TASK PROMPT -> Every line of the material that follows must be printed again exactly.

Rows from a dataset
══════════
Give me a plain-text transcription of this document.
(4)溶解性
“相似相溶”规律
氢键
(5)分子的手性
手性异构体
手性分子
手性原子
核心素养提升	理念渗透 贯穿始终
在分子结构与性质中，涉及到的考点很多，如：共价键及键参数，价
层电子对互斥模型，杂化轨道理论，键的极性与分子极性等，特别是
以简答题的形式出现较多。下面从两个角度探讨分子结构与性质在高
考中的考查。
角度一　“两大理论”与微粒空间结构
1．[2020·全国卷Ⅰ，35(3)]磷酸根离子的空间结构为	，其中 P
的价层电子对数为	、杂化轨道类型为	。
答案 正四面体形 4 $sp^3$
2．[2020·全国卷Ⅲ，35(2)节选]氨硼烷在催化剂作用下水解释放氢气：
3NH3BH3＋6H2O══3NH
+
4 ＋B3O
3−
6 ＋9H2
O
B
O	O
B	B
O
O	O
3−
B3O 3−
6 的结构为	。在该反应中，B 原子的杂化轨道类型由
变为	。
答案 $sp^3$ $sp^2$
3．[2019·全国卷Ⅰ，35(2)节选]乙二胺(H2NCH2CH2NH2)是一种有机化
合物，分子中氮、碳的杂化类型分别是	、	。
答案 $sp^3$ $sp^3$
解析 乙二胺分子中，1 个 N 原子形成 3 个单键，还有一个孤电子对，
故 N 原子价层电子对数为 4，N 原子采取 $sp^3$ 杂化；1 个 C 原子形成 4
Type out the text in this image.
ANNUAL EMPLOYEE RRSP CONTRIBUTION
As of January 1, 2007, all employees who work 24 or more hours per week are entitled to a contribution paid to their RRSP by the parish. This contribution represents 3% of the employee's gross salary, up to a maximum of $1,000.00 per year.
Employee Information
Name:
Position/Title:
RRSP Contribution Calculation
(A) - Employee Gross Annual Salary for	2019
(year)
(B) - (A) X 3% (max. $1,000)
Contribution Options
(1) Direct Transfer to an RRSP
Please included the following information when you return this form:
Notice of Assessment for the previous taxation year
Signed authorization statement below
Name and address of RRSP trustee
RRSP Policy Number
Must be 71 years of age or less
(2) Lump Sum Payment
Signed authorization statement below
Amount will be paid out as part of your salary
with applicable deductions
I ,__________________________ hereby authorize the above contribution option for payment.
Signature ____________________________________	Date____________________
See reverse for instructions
══════════
WORKED SOLUTION ->
Give me a plain-text transcription of this document.
(4)溶解性
“相似相溶”规律
氢键
(5)分子的手性
手性异构体
手性分子
手性原子
核心素养提升	理念渗透 贯穿始终
在分子结构与性质中，涉及到的考点很多，如：共价键及键参数，价
层电子对互斥模型，杂化轨道理论，键的极性与分子极性等，特别是
以简答题的形式出现较多。下面从两个角度探讨分子结构与性质在高
考中的考查。
角度一　“两大理论”与微粒空间结构
1．[2020·全国卷Ⅰ，35(3)]磷酸根离子的空间结构为	，其中 P
的价层电子对数为	、杂化轨道类型为	。
答案 正四面体形 4 $sp^3$
2．[2020·全国卷Ⅲ，35(2)节选]氨硼烷在催化剂作用下水解释放氢气：
3NH3BH3＋6H2O══3NH
+
4 ＋B3O
3−
6 ＋9H2
O
B
O	O
B	B
O
O	O
3−
B3O 3−
6 的结构为	。在该反应中，B 原子的杂化轨道类型由
变为	。
答案 $sp^3$ $sp^2$
3．[2019·全国卷Ⅰ，35(2)节选]乙二胺(H2NCH2CH2NH2)是一种有机化
合物，分子中氮、碳的杂化类型分别是	、	。
答案 $sp^3$ $sp^3$
解析 乙二胺分子中，1 个 N 原子形成 3 个单键，还有一个孤电子对，
故 N 原子价层电子对数为 4，N 原子采取 $sp^3$ 杂化；1 个 C 原子形成 4
Type out the text in this image.
ANNUAL EMPLOYEE RRSP CONTRIBUTION
As of January 1, 2007, all employees who work 24 or more hours per week are entitled to a contribution paid to their RRSP by the parish. This contribution represents 3% of the employee's gross salary, up to a maximum of $1,000.00 per year.
Employee Information
Name:
Position/Title:
RRSP Contribution Calculation
(A) - Employee Gross Annual Salary for	2019
(year)
(B) - (A) X 3% (max. $1,000)
Contribution Options
(1) Direct Transfer to an RRSP
Please included the following information when you return this form:
Notice of Assessment for the previous taxation year
Signed authorization statement below
Name and address of RRSP trustee
RRSP Policy Number
Must be 71 years of age or less
(2) Lump Sum Payment
Signed authorization statement below
Amount will be paid out as part of your salary
with applicable deductions
I ,__________________________ hereby authorize the above contribution option for payment.
Signature ____________________________________	Date____________________
See reverse for instructions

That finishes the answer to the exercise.